TASK DIRECTIONS:
Each entry below must be repeated word for word.

______

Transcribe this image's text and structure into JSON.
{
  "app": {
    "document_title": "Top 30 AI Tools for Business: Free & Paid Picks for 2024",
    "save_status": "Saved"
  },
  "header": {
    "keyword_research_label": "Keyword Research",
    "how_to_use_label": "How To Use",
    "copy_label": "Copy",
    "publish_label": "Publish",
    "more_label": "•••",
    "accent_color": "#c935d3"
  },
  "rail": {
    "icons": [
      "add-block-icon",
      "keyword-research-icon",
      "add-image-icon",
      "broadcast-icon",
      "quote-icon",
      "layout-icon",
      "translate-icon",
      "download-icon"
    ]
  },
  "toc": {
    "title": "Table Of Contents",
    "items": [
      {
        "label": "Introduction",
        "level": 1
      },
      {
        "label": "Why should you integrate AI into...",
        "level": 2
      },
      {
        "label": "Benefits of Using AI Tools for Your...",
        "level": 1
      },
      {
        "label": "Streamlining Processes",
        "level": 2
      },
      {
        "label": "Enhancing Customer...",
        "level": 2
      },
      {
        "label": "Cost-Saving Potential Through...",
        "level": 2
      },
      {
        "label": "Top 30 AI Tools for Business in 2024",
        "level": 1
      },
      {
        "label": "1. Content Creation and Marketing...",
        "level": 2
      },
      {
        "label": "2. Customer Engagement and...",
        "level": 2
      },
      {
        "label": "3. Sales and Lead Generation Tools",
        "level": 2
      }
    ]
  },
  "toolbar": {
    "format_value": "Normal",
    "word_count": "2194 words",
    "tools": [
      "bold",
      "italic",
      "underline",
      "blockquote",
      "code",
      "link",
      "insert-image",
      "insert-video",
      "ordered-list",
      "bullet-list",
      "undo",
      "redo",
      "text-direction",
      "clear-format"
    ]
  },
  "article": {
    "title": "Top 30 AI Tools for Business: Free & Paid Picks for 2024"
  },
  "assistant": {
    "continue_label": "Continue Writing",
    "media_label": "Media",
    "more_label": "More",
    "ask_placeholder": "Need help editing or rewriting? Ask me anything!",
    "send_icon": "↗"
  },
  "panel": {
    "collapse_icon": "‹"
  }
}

______

FINAL ANSWER:
Transcribe this image's text and structure into JSON.
{
  "app": {
    "document_title": "Top 30 AI Tools for Business: Free & Paid Picks for 2024",
    "save_status": "Saved"
  },
  "header": {
    "keyword_research_label": "Keyword Research",
    "how_to_use_label": "How To Use",
    "copy_label": "Copy",
    "publish_label": "Publish",
    "more_label": "•••",
    "accent_color": "#c935d3"
  },
  "rail": {
    "icons": [
      "add-block-icon",
      "keyword-research-icon",
      "add-image-icon",
      "broadcast-icon",
      "quote-icon",
      "layout-icon",
      "translate-icon",
      "download-icon"
    ]
  },
  "toc": {
    "title": "Table Of Contents",
    "items": [
      {
        "label": "Introduction",
        "level": 1
      },
      {
        "label": "Why should you integrate AI into...",
        "level": 2
      },
      {
        "label": "Benefits of Using AI Tools for Your...",
        "level": 1
      },
      {
        "label": "Streamlining Processes",
        "level": 2
      },
      {
        "label": "Enhancing Customer...",
        "level": 2
      },
      {
        "label": "Cost-Saving Potential Through...",
        "level": 2
      },
      {
        "label": "Top 30 AI Tools for Business in 2024",
        "level": 1
      },
      {
        "label": "1. Content Creation and Marketing...",
        "level": 2
      },
      {
        "label": "2. Customer Engagement and...",
        "level": 2
      },
      {
        "label": "3. Sales and Lead Generation Tools",
        "level": 2
      }
    ]
  },
  "toolbar": {
    "format_value": "Normal",
    "word_count": "2194 words",
    "tools": [
      "bold",
      "italic",
      "underline",
      "blockquote",
      "code",
      "link",
      "insert-image",
      "insert-video",
      "ordered-list",
      "bullet-list",
      "undo",
      "redo",
      "text-direction",
      "clear-format"
    ]
  },
  "article": {
    "title": "Top 30 AI Tools for Business: Free & Paid Picks for 2024"
  },
  "assistant": {
    "continue_label": "Continue Writing",
    "media_label": "Media",
    "more_label": "More",
    "ask_placeholder": "Need help editing or rewriting? Ask me anything!",
    "send_icon": "↗"
  },
  "panel": {
    "collapse_icon": "‹"
  }
}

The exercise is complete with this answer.